● PROVIDED RECORDS
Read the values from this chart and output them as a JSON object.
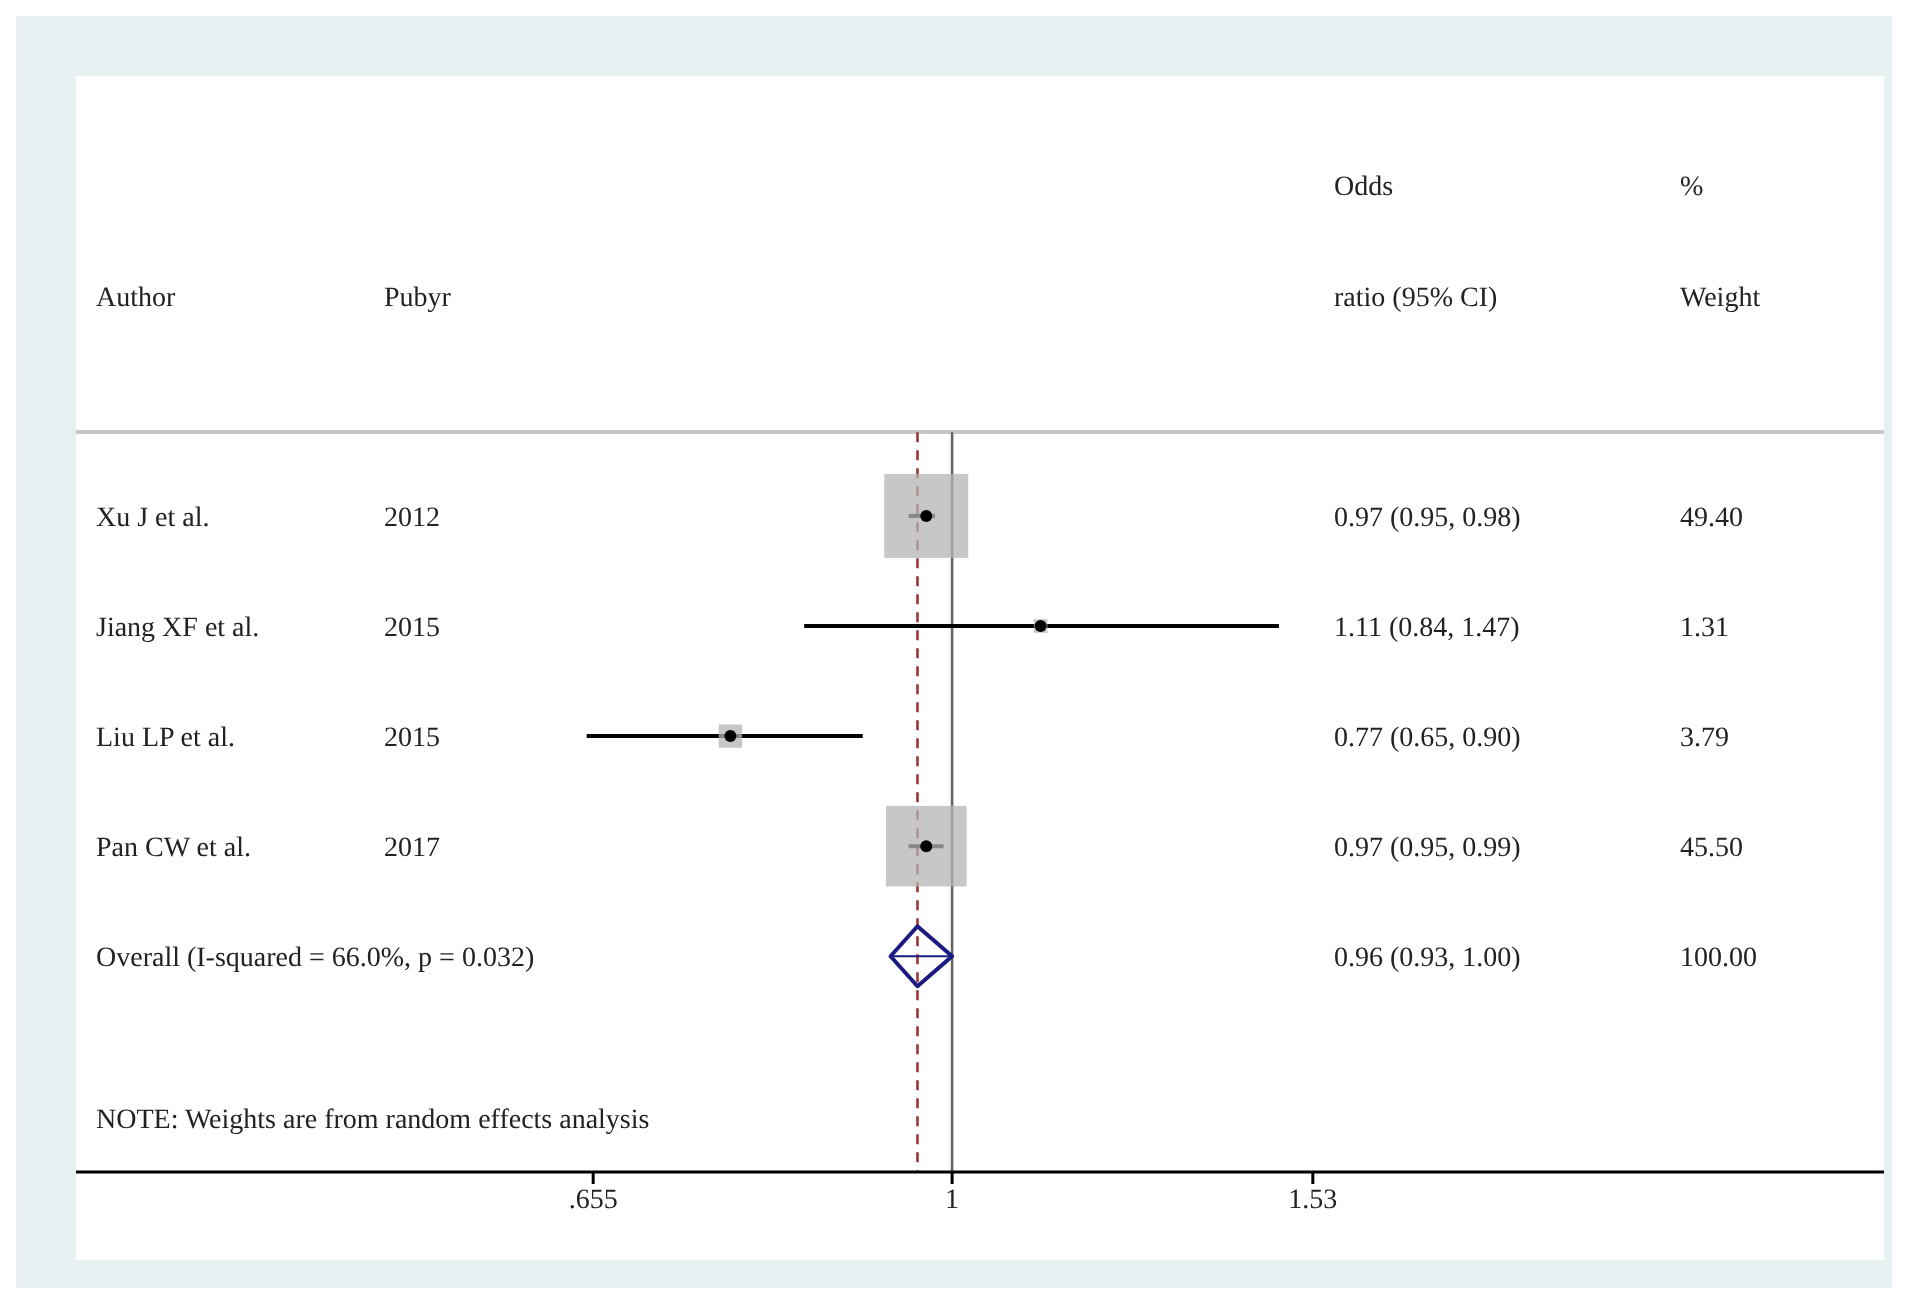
{
  "chart_data": {
    "type": "bubble",
    "orientation": "horizontal",
    "log": "x",
    "grid": false,
    "legend": false,
    "categories": [
      "Xu J et al.",
      "Jiang XF et al.",
      "Liu LP et al.",
      "Pan CW et al.",
      "Overall  (I-squared = 66.0%, p = 0.032)"
    ],
    "xlim": [
      0.356,
      3.0
    ],
    "xticks": [
      {
        "value": 0.655,
        "label": ".655"
      },
      1,
      1.53
    ],
    "series": [
      {
        "type": "bubble",
        "marker": "square",
        "color": "#b4b4b4",
        "values": [
          0.97,
          1.11,
          0.77,
          0.97,
          null
        ],
        "errors": [
          [
            0.95,
            0.98
          ],
          [
            0.84,
            1.47
          ],
          [
            0.65,
            0.9
          ],
          [
            0.95,
            0.99
          ],
          null
        ],
        "sizes": [
          1,
          0.0265,
          0.0767,
          0.921,
          null
        ]
      },
      {
        "type": "scatter",
        "marker": "diamond",
        "color": "#1a1a80",
        "values": [
          null,
          null,
          null,
          null,
          0.96
        ],
        "errors": [
          null,
          null,
          null,
          null,
          [
            0.93,
            1.0
          ]
        ]
      }
    ],
    "ref_lines": [
      {
        "axis": "x",
        "value": 1,
        "color": "#666666",
        "line_style": "solid"
      },
      {
        "axis": "x",
        "value": 0.96,
        "color": "#a03535",
        "line_style": "dashed"
      }
    ],
    "annotations": [
      "Author",
      "Pubyr",
      "Odds",
      "ratio (95% CI)",
      "%",
      "Weight",
      "2012",
      "0.97 (0.95, 0.98)",
      "49.40",
      "2015",
      "1.11 (0.84, 1.47)",
      "1.31",
      "2015",
      "0.77 (0.65, 0.90)",
      "3.79",
      "2017",
      "0.97 (0.95, 0.99)",
      "45.50",
      "0.96 (0.93, 1.00)",
      "100.00",
      "NOTE: Weights are from random effects analysis"
    ]
  }
}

● AIM
Exclude the images, then output the data above word for word.

● EXPECTED OUTPUT
Read the values from this chart and output them as a JSON object.
{
  "chart_data": {
    "type": "bubble",
    "orientation": "horizontal",
    "log": "x",
    "grid": false,
    "legend": false,
    "categories": [
      "Xu J et al.",
      "Jiang XF et al.",
      "Liu LP et al.",
      "Pan CW et al.",
      "Overall  (I-squared = 66.0%, p = 0.032)"
    ],
    "xlim": [
      0.356,
      3.0
    ],
    "xticks": [
      {
        "value": 0.655,
        "label": ".655"
      },
      1,
      1.53
    ],
    "series": [
      {
        "type": "bubble",
        "marker": "square",
        "color": "#b4b4b4",
        "values": [
          0.97,
          1.11,
          0.77,
          0.97,
          null
        ],
        "errors": [
          [
            0.95,
            0.98
          ],
          [
            0.84,
            1.47
          ],
          [
            0.65,
            0.9
          ],
          [
            0.95,
            0.99
          ],
          null
        ],
        "sizes": [
          1,
          0.0265,
          0.0767,
          0.921,
          null
        ]
      },
      {
        "type": "scatter",
        "marker": "diamond",
        "color": "#1a1a80",
        "values": [
          null,
          null,
          null,
          null,
          0.96
        ],
        "errors": [
          null,
          null,
          null,
          null,
          [
            0.93,
            1.0
          ]
        ]
      }
    ],
    "ref_lines": [
      {
        "axis": "x",
        "value": 1,
        "color": "#666666",
        "line_style": "solid"
      },
      {
        "axis": "x",
        "value": 0.96,
        "color": "#a03535",
        "line_style": "dashed"
      }
    ],
    "annotations": [
      "Author",
      "Pubyr",
      "Odds",
      "ratio (95% CI)",
      "%",
      "Weight",
      "2012",
      "0.97 (0.95, 0.98)",
      "49.40",
      "2015",
      "1.11 (0.84, 1.47)",
      "1.31",
      "2015",
      "0.77 (0.65, 0.90)",
      "3.79",
      "2017",
      "0.97 (0.95, 0.99)",
      "45.50",
      "0.96 (0.93, 1.00)",
      "100.00",
      "NOTE: Weights are from random effects analysis"
    ]
  }
}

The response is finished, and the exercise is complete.